[EXERCISE INSTRUCTIONS]: Compile every line that includes the word "эксплуатации".

## START TASK DATA

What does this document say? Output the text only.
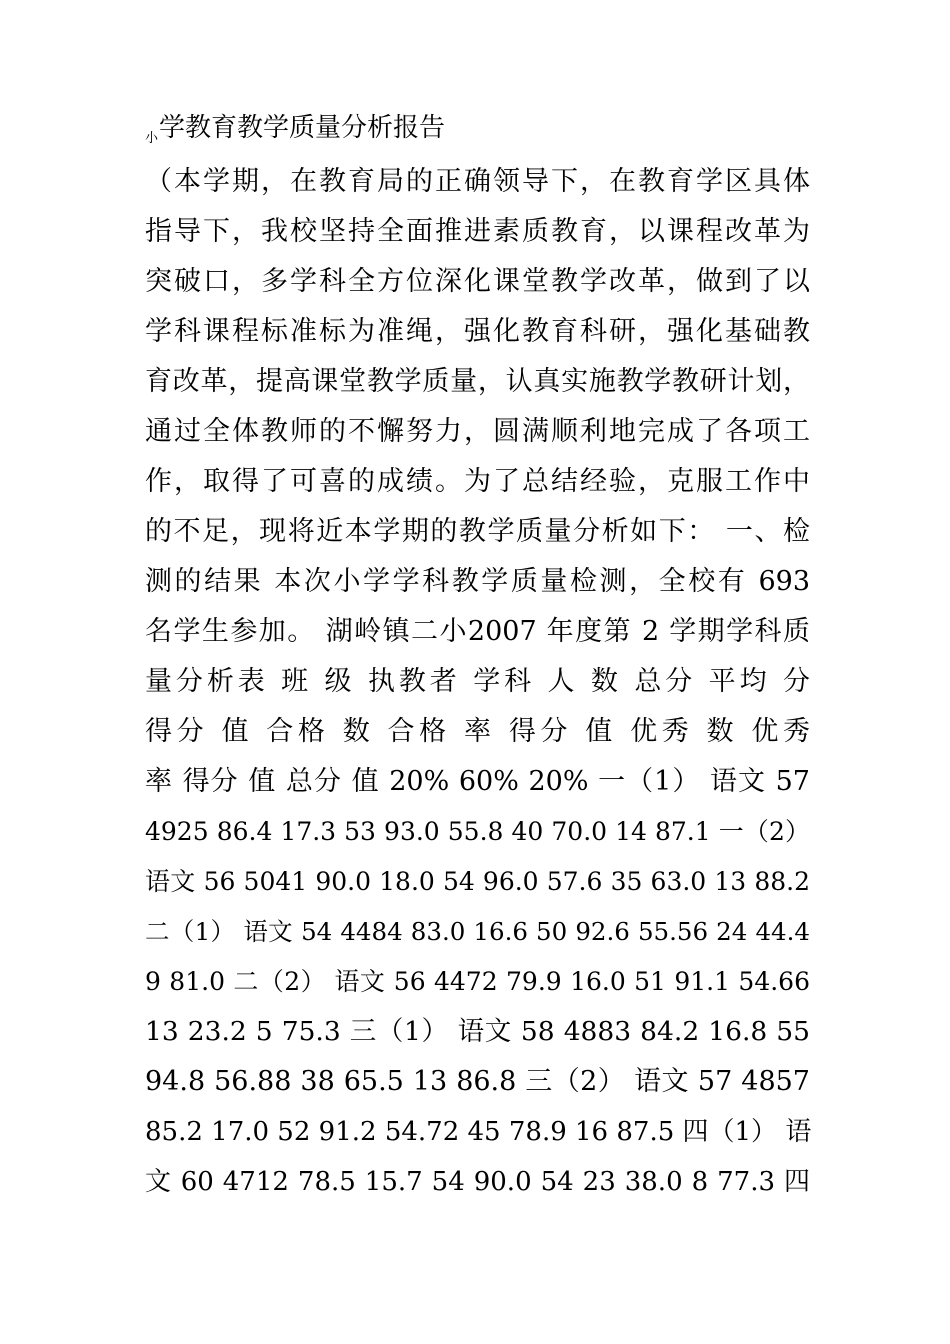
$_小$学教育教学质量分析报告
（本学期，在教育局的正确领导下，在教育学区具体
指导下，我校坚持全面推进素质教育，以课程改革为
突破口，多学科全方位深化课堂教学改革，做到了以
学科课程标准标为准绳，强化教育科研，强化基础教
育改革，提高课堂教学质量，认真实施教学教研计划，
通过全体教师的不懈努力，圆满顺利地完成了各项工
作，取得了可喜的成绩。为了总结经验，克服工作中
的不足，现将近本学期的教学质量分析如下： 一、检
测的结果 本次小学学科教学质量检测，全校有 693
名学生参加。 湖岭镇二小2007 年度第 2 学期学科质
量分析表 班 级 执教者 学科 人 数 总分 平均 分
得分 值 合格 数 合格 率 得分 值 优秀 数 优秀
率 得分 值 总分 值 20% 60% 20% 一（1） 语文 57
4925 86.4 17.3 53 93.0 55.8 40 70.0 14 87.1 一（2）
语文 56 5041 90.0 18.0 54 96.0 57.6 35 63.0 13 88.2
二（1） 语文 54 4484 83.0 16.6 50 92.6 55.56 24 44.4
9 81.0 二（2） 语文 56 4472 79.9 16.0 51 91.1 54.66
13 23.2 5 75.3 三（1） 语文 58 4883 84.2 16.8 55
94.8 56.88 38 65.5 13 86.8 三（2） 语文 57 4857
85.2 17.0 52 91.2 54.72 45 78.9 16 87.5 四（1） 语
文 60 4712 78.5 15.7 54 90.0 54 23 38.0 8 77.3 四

## END TASK DATA
## START TASK DATA

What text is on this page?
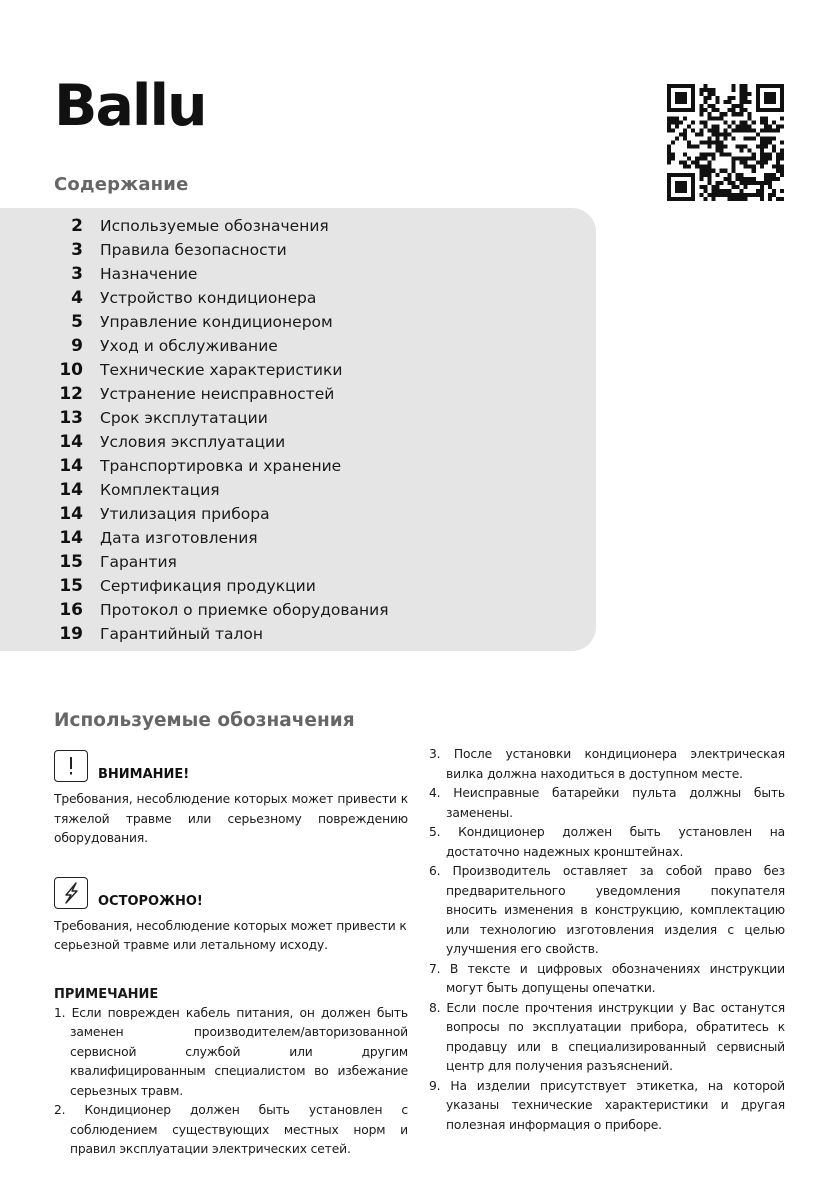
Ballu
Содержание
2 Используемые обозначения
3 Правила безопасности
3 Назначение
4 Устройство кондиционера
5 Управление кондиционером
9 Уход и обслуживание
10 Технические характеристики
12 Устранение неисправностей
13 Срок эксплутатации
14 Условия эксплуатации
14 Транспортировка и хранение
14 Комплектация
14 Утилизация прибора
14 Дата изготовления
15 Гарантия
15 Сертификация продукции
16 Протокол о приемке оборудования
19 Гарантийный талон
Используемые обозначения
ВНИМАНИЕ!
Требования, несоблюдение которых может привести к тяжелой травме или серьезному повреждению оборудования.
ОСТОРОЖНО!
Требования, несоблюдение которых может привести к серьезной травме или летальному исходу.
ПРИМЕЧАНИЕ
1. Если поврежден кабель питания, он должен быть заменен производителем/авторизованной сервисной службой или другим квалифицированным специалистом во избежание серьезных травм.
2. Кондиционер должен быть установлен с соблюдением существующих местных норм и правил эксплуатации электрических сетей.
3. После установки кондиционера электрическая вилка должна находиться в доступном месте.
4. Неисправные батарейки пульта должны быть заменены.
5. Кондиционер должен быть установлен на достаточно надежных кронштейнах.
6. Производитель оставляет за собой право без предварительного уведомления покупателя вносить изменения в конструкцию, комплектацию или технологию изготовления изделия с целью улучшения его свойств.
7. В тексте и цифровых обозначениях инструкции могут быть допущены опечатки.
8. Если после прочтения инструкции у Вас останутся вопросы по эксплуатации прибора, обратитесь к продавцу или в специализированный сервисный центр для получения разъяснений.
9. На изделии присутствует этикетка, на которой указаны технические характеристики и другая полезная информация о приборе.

## END TASK DATA
## START TASK DATA

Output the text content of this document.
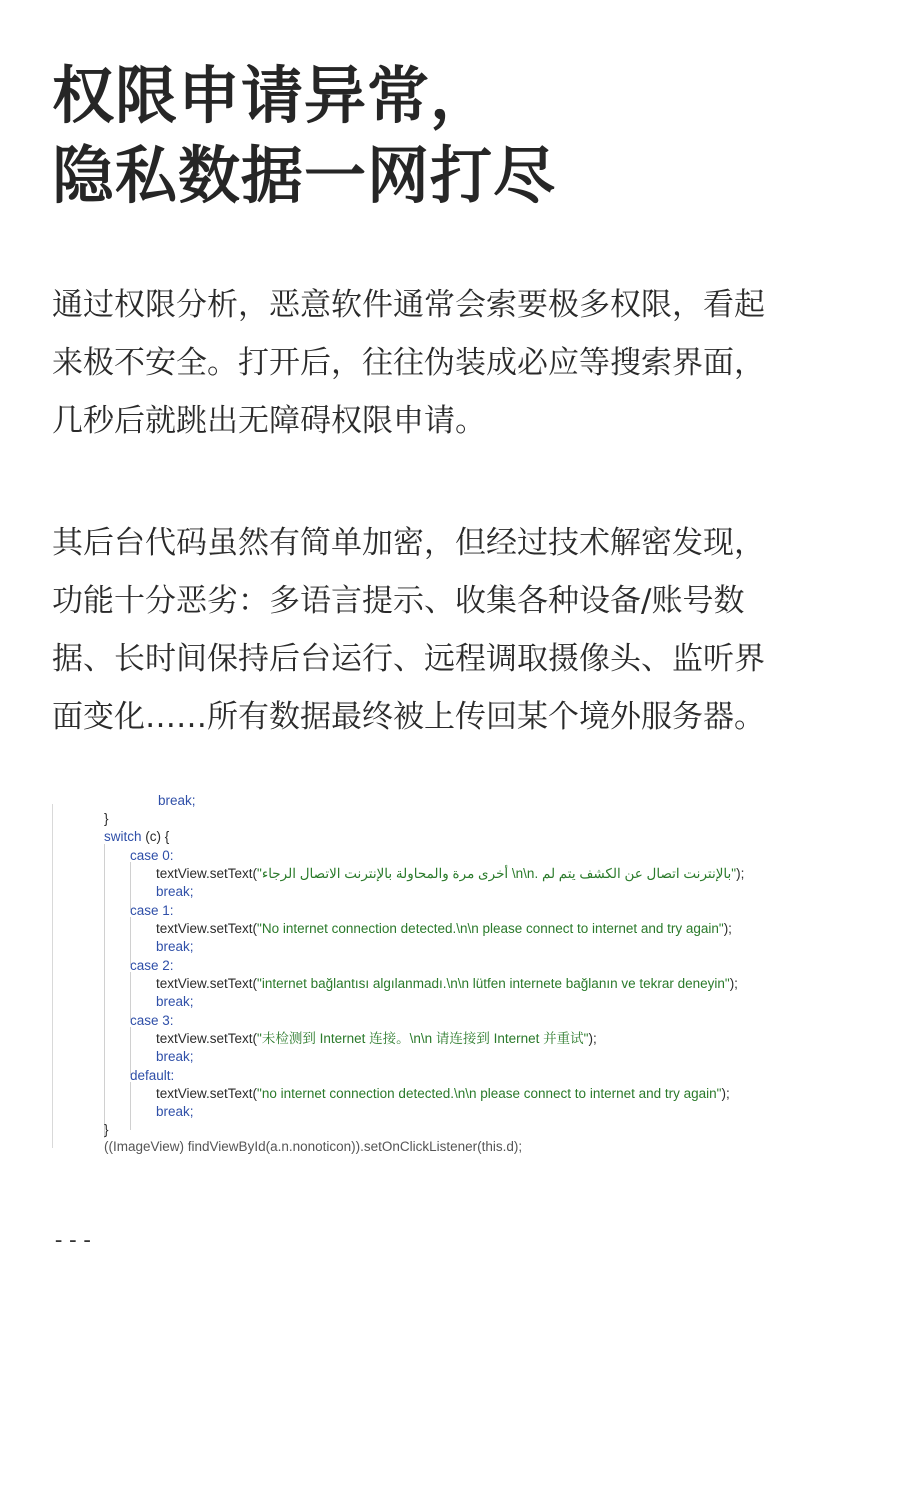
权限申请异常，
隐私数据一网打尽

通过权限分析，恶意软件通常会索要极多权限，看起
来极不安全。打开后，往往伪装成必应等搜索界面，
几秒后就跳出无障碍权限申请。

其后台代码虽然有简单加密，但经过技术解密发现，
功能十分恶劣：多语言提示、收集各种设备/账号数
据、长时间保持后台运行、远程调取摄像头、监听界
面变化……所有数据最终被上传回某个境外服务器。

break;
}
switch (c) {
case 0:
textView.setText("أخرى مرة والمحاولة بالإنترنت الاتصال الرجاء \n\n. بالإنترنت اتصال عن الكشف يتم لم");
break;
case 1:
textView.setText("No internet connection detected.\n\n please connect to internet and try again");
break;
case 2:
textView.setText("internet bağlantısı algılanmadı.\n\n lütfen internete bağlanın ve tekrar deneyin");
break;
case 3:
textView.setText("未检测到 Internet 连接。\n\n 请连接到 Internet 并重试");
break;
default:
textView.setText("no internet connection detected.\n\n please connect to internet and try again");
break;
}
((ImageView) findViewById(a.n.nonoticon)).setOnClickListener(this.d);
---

## END TASK DATA

[CORRECT RESULT]:
14 Условия эксплуатации
2. Кондиционер должен быть установлен с соблюдением существующих местных норм и правил эксплуатации электрических сетей.
8. Если после прочтения инструкции у Вас останутся вопросы по эксплуатации прибора, обратитесь к продавцу или в специализированный сервисный центр для получения разъяснений.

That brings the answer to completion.